>> start Supplied data

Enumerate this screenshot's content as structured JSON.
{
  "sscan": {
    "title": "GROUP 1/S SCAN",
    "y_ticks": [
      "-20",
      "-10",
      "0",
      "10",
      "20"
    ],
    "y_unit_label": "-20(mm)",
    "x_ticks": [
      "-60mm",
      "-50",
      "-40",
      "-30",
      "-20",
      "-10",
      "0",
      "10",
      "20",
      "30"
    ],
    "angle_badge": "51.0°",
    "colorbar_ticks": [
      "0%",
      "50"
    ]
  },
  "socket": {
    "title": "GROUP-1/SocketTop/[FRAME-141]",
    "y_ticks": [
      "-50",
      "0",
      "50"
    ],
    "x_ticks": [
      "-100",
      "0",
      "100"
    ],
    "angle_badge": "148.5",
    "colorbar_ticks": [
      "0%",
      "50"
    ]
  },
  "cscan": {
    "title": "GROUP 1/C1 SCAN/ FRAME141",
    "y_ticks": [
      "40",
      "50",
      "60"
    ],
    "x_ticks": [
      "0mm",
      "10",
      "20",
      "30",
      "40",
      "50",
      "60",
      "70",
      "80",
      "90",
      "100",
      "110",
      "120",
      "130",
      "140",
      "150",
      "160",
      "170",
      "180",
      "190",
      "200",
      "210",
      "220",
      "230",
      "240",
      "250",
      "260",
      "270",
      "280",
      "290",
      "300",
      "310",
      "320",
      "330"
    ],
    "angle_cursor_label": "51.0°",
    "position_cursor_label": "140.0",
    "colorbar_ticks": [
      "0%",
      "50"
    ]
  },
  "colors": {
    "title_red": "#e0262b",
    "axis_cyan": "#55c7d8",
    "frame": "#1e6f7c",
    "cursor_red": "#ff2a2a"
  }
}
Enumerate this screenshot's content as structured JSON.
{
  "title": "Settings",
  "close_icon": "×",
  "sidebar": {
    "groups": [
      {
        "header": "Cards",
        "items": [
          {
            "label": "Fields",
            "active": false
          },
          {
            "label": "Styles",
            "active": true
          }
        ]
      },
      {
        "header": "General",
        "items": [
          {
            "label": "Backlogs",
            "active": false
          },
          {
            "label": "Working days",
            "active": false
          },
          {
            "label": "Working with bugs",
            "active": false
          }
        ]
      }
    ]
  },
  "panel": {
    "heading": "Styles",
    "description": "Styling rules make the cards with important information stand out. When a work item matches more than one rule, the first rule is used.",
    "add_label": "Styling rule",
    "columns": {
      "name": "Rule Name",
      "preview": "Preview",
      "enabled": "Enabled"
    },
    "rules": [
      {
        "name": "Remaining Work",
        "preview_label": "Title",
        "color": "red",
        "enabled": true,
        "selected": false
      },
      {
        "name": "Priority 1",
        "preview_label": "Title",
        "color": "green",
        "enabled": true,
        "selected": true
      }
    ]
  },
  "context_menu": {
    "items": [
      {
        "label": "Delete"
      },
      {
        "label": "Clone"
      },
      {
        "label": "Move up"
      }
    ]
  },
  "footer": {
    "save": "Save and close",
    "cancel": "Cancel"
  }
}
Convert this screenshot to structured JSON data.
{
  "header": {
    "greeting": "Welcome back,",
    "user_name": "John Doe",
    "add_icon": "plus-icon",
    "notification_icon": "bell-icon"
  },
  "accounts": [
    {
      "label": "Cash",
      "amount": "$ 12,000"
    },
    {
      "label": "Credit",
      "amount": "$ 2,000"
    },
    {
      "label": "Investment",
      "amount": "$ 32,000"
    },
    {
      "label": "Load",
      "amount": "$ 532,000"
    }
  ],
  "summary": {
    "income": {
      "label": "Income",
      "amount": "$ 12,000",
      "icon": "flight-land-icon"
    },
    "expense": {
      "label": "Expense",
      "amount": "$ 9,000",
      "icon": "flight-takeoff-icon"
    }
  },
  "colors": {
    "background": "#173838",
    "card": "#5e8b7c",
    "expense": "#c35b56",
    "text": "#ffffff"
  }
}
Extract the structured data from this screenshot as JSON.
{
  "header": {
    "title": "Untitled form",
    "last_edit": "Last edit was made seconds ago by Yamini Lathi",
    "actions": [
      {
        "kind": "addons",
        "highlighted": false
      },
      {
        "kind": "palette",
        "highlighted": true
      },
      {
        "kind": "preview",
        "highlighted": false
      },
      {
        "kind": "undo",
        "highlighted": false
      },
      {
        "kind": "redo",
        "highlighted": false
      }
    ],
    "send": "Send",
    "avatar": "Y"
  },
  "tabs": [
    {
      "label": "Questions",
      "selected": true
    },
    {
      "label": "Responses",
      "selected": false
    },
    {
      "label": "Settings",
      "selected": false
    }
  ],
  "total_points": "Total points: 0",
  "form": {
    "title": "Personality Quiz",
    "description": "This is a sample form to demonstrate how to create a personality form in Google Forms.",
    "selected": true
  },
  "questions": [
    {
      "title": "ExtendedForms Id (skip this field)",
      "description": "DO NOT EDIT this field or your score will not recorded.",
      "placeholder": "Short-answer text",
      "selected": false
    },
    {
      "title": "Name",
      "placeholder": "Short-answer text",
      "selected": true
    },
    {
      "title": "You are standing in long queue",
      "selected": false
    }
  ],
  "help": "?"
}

>> end Supplied data

**Set task**
All of the entries must be written out exactly as they stand.

**Reply to the task**
Enumerate this screenshot's content as structured JSON.
{
  "sscan": {
    "title": "GROUP 1/S SCAN",
    "y_ticks": [
      "-20",
      "-10",
      "0",
      "10",
      "20"
    ],
    "y_unit_label": "-20(mm)",
    "x_ticks": [
      "-60mm",
      "-50",
      "-40",
      "-30",
      "-20",
      "-10",
      "0",
      "10",
      "20",
      "30"
    ],
    "angle_badge": "51.0°",
    "colorbar_ticks": [
      "0%",
      "50"
    ]
  },
  "socket": {
    "title": "GROUP-1/SocketTop/[FRAME-141]",
    "y_ticks": [
      "-50",
      "0",
      "50"
    ],
    "x_ticks": [
      "-100",
      "0",
      "100"
    ],
    "angle_badge": "148.5",
    "colorbar_ticks": [
      "0%",
      "50"
    ]
  },
  "cscan": {
    "title": "GROUP 1/C1 SCAN/ FRAME141",
    "y_ticks": [
      "40",
      "50",
      "60"
    ],
    "x_ticks": [
      "0mm",
      "10",
      "20",
      "30",
      "40",
      "50",
      "60",
      "70",
      "80",
      "90",
      "100",
      "110",
      "120",
      "130",
      "140",
      "150",
      "160",
      "170",
      "180",
      "190",
      "200",
      "210",
      "220",
      "230",
      "240",
      "250",
      "260",
      "270",
      "280",
      "290",
      "300",
      "310",
      "320",
      "330"
    ],
    "angle_cursor_label": "51.0°",
    "position_cursor_label": "140.0",
    "colorbar_ticks": [
      "0%",
      "50"
    ]
  },
  "colors": {
    "title_red": "#e0262b",
    "axis_cyan": "#55c7d8",
    "frame": "#1e6f7c",
    "cursor_red": "#ff2a2a"
  }
}
Enumerate this screenshot's content as structured JSON.
{
  "title": "Settings",
  "close_icon": "×",
  "sidebar": {
    "groups": [
      {
        "header": "Cards",
        "items": [
          {
            "label": "Fields",
            "active": false
          },
          {
            "label": "Styles",
            "active": true
          }
        ]
      },
      {
        "header": "General",
        "items": [
          {
            "label": "Backlogs",
            "active": false
          },
          {
            "label": "Working days",
            "active": false
          },
          {
            "label": "Working with bugs",
            "active": false
          }
        ]
      }
    ]
  },
  "panel": {
    "heading": "Styles",
    "description": "Styling rules make the cards with important information stand out. When a work item matches more than one rule, the first rule is used.",
    "add_label": "Styling rule",
    "columns": {
      "name": "Rule Name",
      "preview": "Preview",
      "enabled": "Enabled"
    },
    "rules": [
      {
        "name": "Remaining Work",
        "preview_label": "Title",
        "color": "red",
        "enabled": true,
        "selected": false
      },
      {
        "name": "Priority 1",
        "preview_label": "Title",
        "color": "green",
        "enabled": true,
        "selected": true
      }
    ]
  },
  "context_menu": {
    "items": [
      {
        "label": "Delete"
      },
      {
        "label": "Clone"
      },
      {
        "label": "Move up"
      }
    ]
  },
  "footer": {
    "save": "Save and close",
    "cancel": "Cancel"
  }
}
Convert this screenshot to structured JSON data.
{
  "header": {
    "greeting": "Welcome back,",
    "user_name": "John Doe",
    "add_icon": "plus-icon",
    "notification_icon": "bell-icon"
  },
  "accounts": [
    {
      "label": "Cash",
      "amount": "$ 12,000"
    },
    {
      "label": "Credit",
      "amount": "$ 2,000"
    },
    {
      "label": "Investment",
      "amount": "$ 32,000"
    },
    {
      "label": "Load",
      "amount": "$ 532,000"
    }
  ],
  "summary": {
    "income": {
      "label": "Income",
      "amount": "$ 12,000",
      "icon": "flight-land-icon"
    },
    "expense": {
      "label": "Expense",
      "amount": "$ 9,000",
      "icon": "flight-takeoff-icon"
    }
  },
  "colors": {
    "background": "#173838",
    "card": "#5e8b7c",
    "expense": "#c35b56",
    "text": "#ffffff"
  }
}
Extract the structured data from this screenshot as JSON.
{
  "header": {
    "title": "Untitled form",
    "last_edit": "Last edit was made seconds ago by Yamini Lathi",
    "actions": [
      {
        "kind": "addons",
        "highlighted": false
      },
      {
        "kind": "palette",
        "highlighted": true
      },
      {
        "kind": "preview",
        "highlighted": false
      },
      {
        "kind": "undo",
        "highlighted": false
      },
      {
        "kind": "redo",
        "highlighted": false
      }
    ],
    "send": "Send",
    "avatar": "Y"
  },
  "tabs": [
    {
      "label": "Questions",
      "selected": true
    },
    {
      "label": "Responses",
      "selected": false
    },
    {
      "label": "Settings",
      "selected": false
    }
  ],
  "total_points": "Total points: 0",
  "form": {
    "title": "Personality Quiz",
    "description": "This is a sample form to demonstrate how to create a personality form in Google Forms.",
    "selected": true
  },
  "questions": [
    {
      "title": "ExtendedForms Id (skip this field)",
      "description": "DO NOT EDIT this field or your score will not recorded.",
      "placeholder": "Short-answer text",
      "selected": false
    },
    {
      "title": "Name",
      "placeholder": "Short-answer text",
      "selected": true
    },
    {
      "title": "You are standing in long queue",
      "selected": false
    }
  ],
  "help": "?"
}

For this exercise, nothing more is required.